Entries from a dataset
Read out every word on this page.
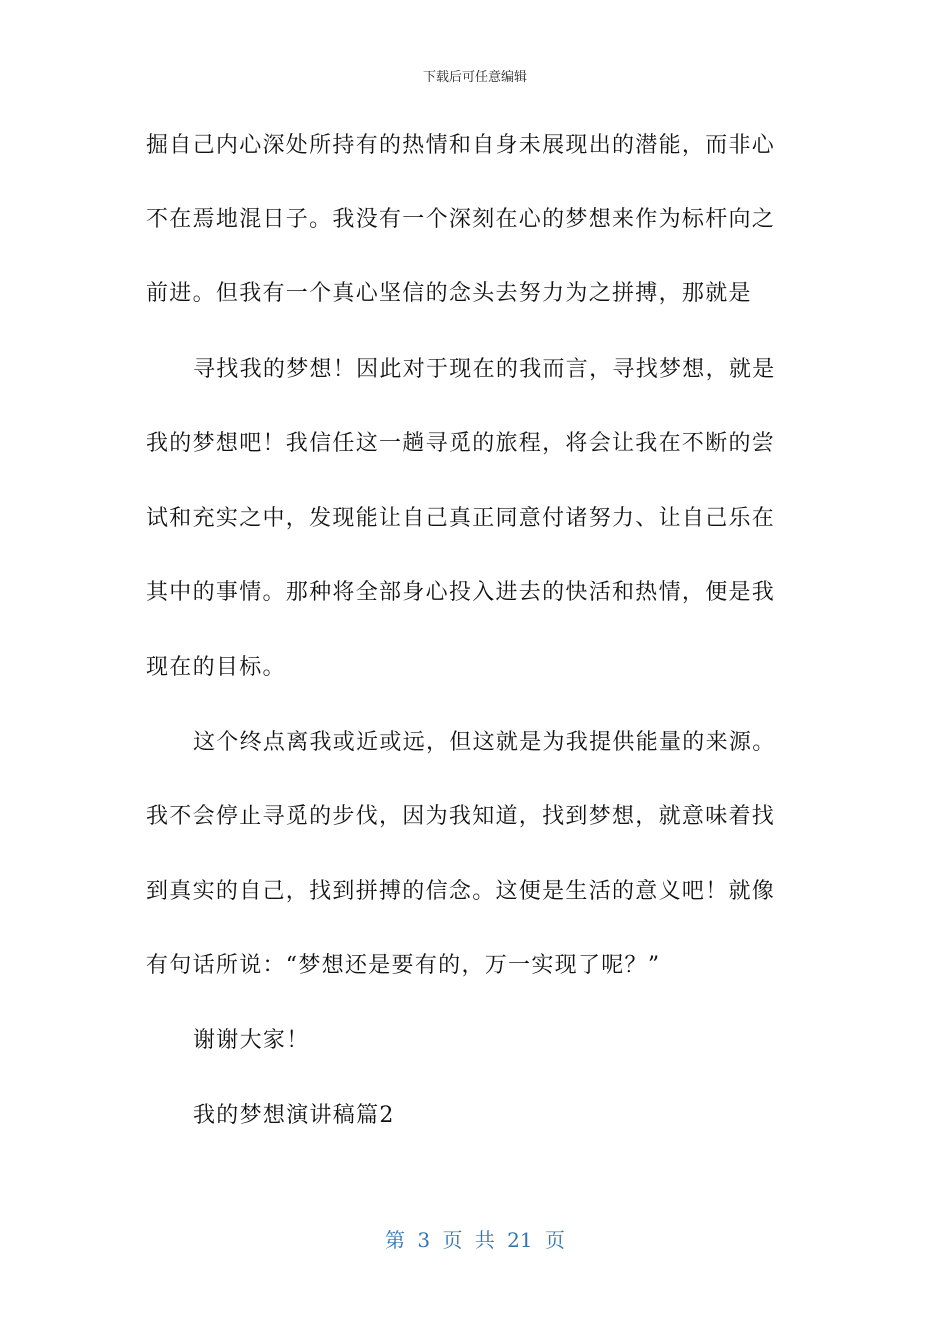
下载后可任意编辑
掘自己内心深处所持有的热情和自身未展现出的潜能，而非心
不在焉地混日子。我没有一个深刻在心的梦想来作为标杆向之
前进。但我有一个真心坚信的念头去努力为之拼搏，那就是
寻找我的梦想！因此对于现在的我而言，寻找梦想，就是
我的梦想吧！我信任这一趟寻觅的旅程，将会让我在不断的尝
试和充实之中，发现能让自己真正同意付诸努力、让自己乐在
其中的事情。那种将全部身心投入进去的快活和热情，便是我
现在的目标。
这个终点离我或近或远，但这就是为我提供能量的来源。
我不会停止寻觅的步伐，因为我知道，找到梦想，就意味着找
到真实的自己，找到拼搏的信念。这便是生活的意义吧！就像
有句话所说：“梦想还是要有的，万一实现了呢？”
谢谢大家！
我的梦想演讲稿篇2
第 3 页 共 21 页
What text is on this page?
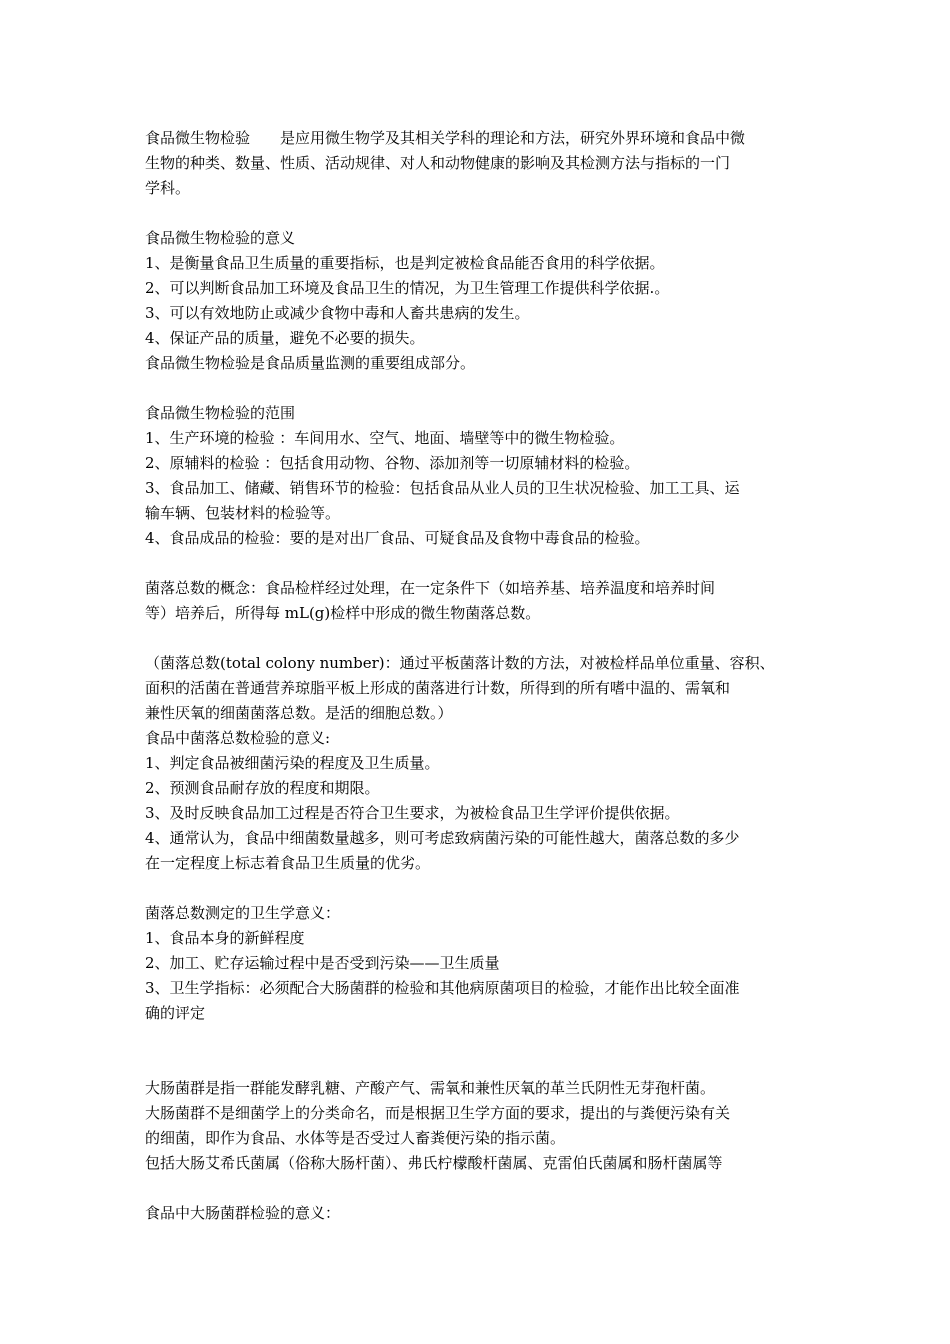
食品微生物检验　　是应用微生物学及其相关学科的理论和方法，研究外界环境和食品中微
生物的种类、数量、性质、活动规律、对人和动物健康的影响及其检测方法与指标的一门
学科。
食品微生物检验的意义
1、是衡量食品卫生质量的重要指标，也是判定被检食品能否食用的科学依据。
2、可以判断食品加工环境及食品卫生的情况，为卫生管理工作提供科学依据.。
3、可以有效地防止或减少食物中毒和人畜共患病的发生。
4、保证产品的质量，避免不必要的损失。
食品微生物检验是食品质量监测的重要组成部分。
食品微生物检验的范围
1、生产环境的检验 ：车间用水、空气、地面、墙壁等中的微生物检验。
2、原辅料的检验 ：包括食用动物、谷物、添加剂等一切原辅材料的检验。
3、食品加工、储藏、销售环节的检验：包括食品从业人员的卫生状况检验、加工工具、运
输车辆、包装材料的检验等。
4、食品成品的检验：要的是对出厂食品、可疑食品及食物中毒食品的检验。
菌落总数的概念：食品检样经过处理，在一定条件下（如培养基、培养温度和培养时间
等）培养后，所得每 mL(g)检样中形成的微生物菌落总数。
（菌落总数(total colony number)：通过平板菌落计数的方法，对被检样品单位重量、容积、
面积的活菌在普通营养琼脂平板上形成的菌落进行计数，所得到的所有嗜中温的、需氧和
兼性厌氧的细菌菌落总数。是活的细胞总数。）
食品中菌落总数检验的意义:
1、判定食品被细菌污染的程度及卫生质量。
2、预测食品耐存放的程度和期限。
3、及时反映食品加工过程是否符合卫生要求，为被检食品卫生学评价提供依据。
4、通常认为，食品中细菌数量越多，则可考虑致病菌污染的可能性越大，菌落总数的多少
在一定程度上标志着食品卫生质量的优劣。
菌落总数测定的卫生学意义：
1、食品本身的新鲜程度
2、加工、贮存运输过程中是否受到污染——卫生质量
3、卫生学指标：必须配合大肠菌群的检验和其他病原菌项目的检验，才能作出比较全面准
确的评定
大肠菌群是指一群能发酵乳糖、产酸产气、需氧和兼性厌氧的革兰氏阴性无芽孢杆菌。
大肠菌群不是细菌学上的分类命名，而是根据卫生学方面的要求，提出的与粪便污染有关
的细菌，即作为食品、水体等是否受过人畜粪便污染的指示菌。
包括大肠艾希氏菌属（俗称大肠杆菌）、弗氏柠檬酸杆菌属、克雷伯氏菌属和肠杆菌属等
食品中大肠菌群检验的意义：
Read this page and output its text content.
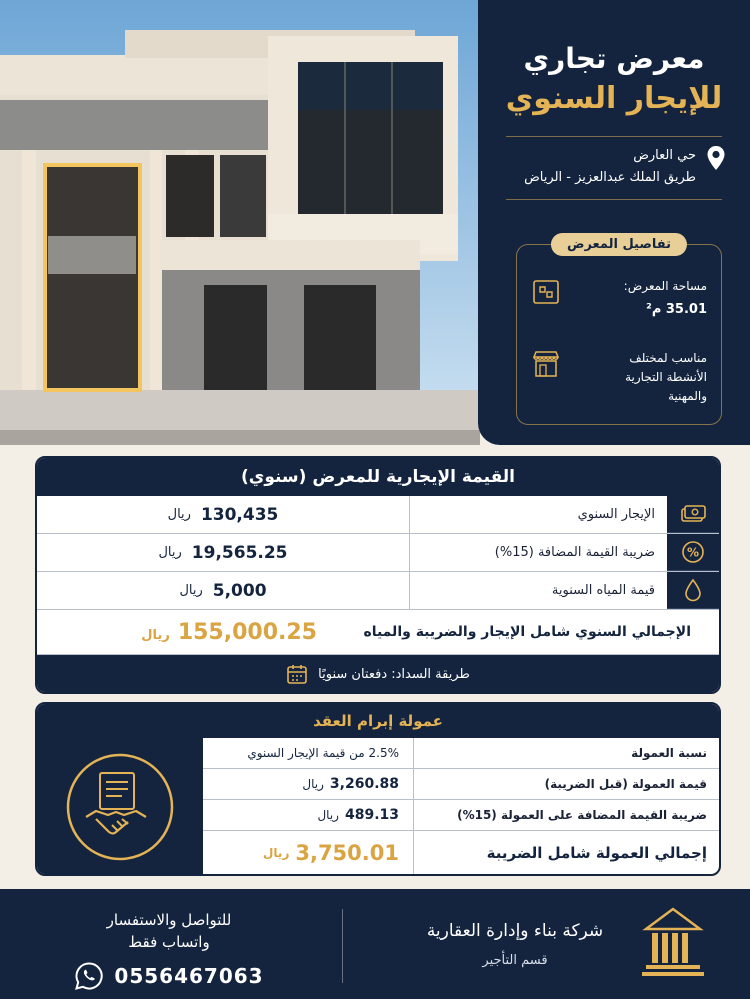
معرض تجاري
للإيجار السنوي
حي العارض
طريق الملك عبدالعزيز - الرياض
تفاصيل المعرض
مساحة المعرض:
35.01 م²
مناسب لمختلف
الأنشطة التجارية
والمهنية
القيمة الإيجارية للمعرض (سنوي)
الإيجار السنوي
130,435
ريال
%
ضريبة القيمة المضافة (15%)
19,565.25
ريال
قيمة المياه السنوية
5,000
ريال
الإجمالي السنوي شامل الإيجار والضريبة والمياه
155,000.25
ريال
طريقة السداد: دفعتان سنويًا
عمولة إبرام العقد
نسبة العمولة
2.5% من قيمة الإيجار السنوي
قيمة العمولة (قبل الضريبة)
3,260.88
ريال
ضريبة القيمة المضافة على العمولة (15%)
489.13
ريال
إجمالي العمولة شامل الضريبة
3,750.01
ريال
شركة بناء وإدارة العقارية
قسم التأجير
للتواصل والاستفسار
واتساب فقط
0556467063
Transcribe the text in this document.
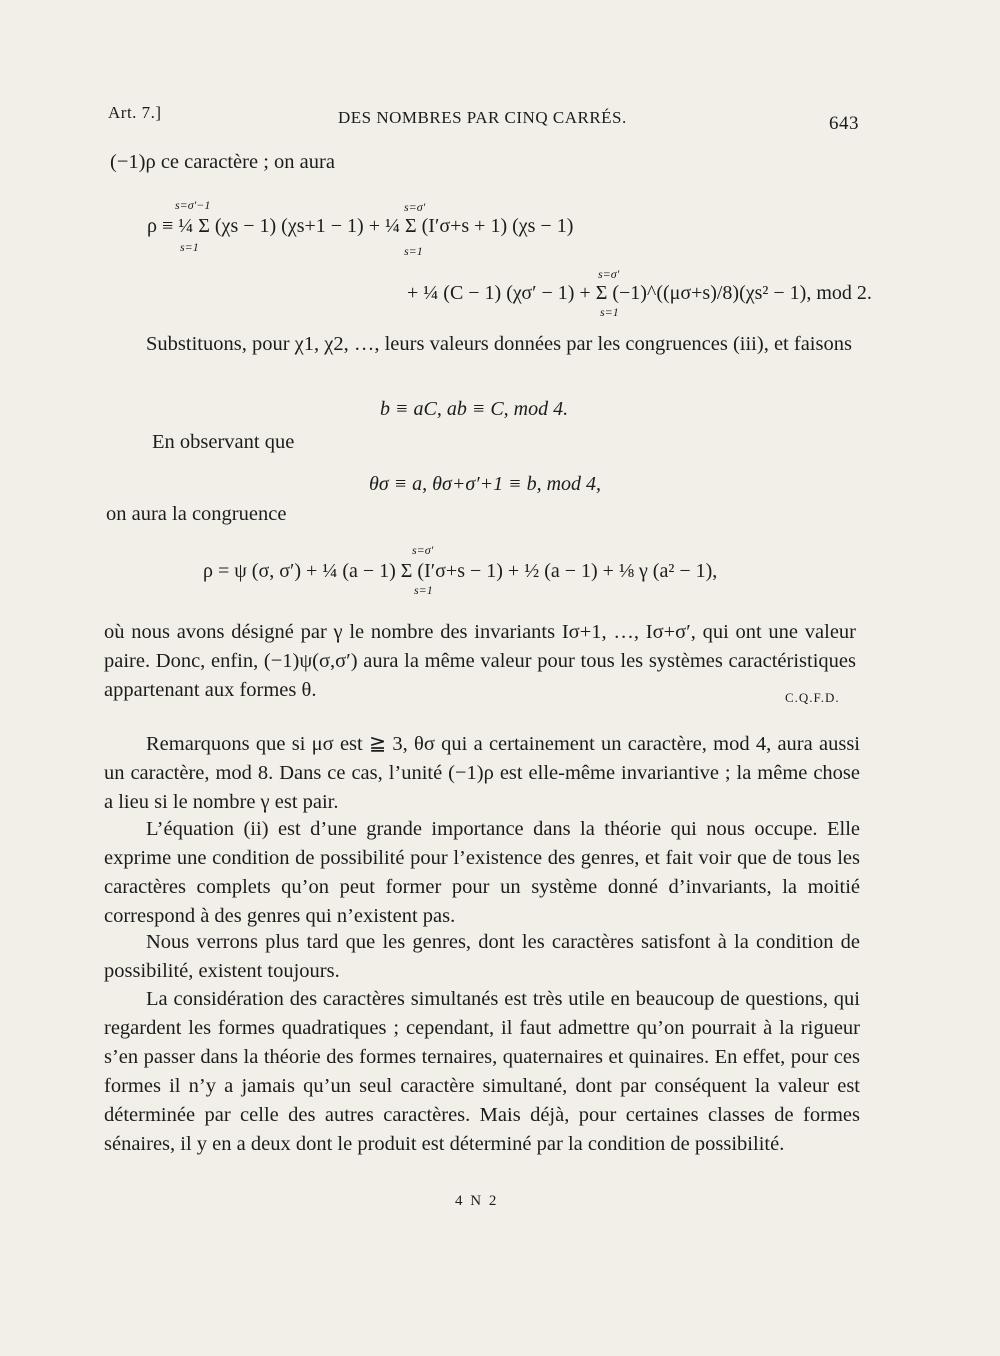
Art. 7.]	DES NOMBRES PAR CINQ CARRÉS.	643
(−1)ρ ce caractère ; on aura
s=σ′−1
ρ ≡ ¼ Σ (χs − 1) (χs+1 − 1) + ¼ Σ (I′σ+s + 1) (χs − 1)
s=1
s=σ′
s=1
s=σ′
+ ¼ (C − 1) (χσ′ − 1) + Σ (−1)^((μσ+s)/8)(χs² − 1), mod 2.
s=1
Substituons, pour χ1, χ2, …, leurs valeurs données par les congruences (iii), et faisons
b ≡ aC, ab ≡ C, mod 4.
En observant que
θσ ≡ a, θσ+σ′+1 ≡ b, mod 4,
on aura la congruence
s=σ′
ρ = ψ (σ, σ′) + ¼ (a − 1) Σ (I′σ+s − 1) + ½ (a − 1) + ⅛ γ (a² − 1),
s=1
où nous avons désigné par γ le nombre des invariants Iσ+1, …, Iσ+σ′, qui ont une valeur paire. Donc, enfin, (−1)ψ(σ,σ′) aura la même valeur pour tous les systèmes caractéristiques appartenant aux formes θ.	C.Q.F.D.
Remarquons que si μσ est ≧ 3, θσ qui a certainement un caractère, mod 4, aura aussi un caractère, mod 8. Dans ce cas, l’unité (−1)ρ est elle-même invariantive ; la même chose a lieu si le nombre γ est pair.
L’équation (ii) est d’une grande importance dans la théorie qui nous occupe. Elle exprime une condition de possibilité pour l’existence des genres, et fait voir que de tous les caractères complets qu’on peut former pour un système donné d’invariants, la moitié correspond à des genres qui n’existent pas.
Nous verrons plus tard que les genres, dont les caractères satisfont à la condition de possibilité, existent toujours.
La considération des caractères simultanés est très utile en beaucoup de questions, qui regardent les formes quadratiques ; cependant, il faut admettre qu’on pourrait à la rigueur s’en passer dans la théorie des formes ternaires, quaternaires et quinaires. En effet, pour ces formes il n’y a jamais qu’un seul caractère simultané, dont par conséquent la valeur est déterminée par celle des autres caractères. Mais déjà, pour certaines classes de formes sénaires, il y en a deux dont le produit est déterminé par la condition de possibilité.
4 N 2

> _TASK TO COMPLETE_
Scan the lines above for "page", then copy every one that has it.

> _ANSWER BELOW_
Read out every word on this page.
What text is on this page?
Read this page and output its text content.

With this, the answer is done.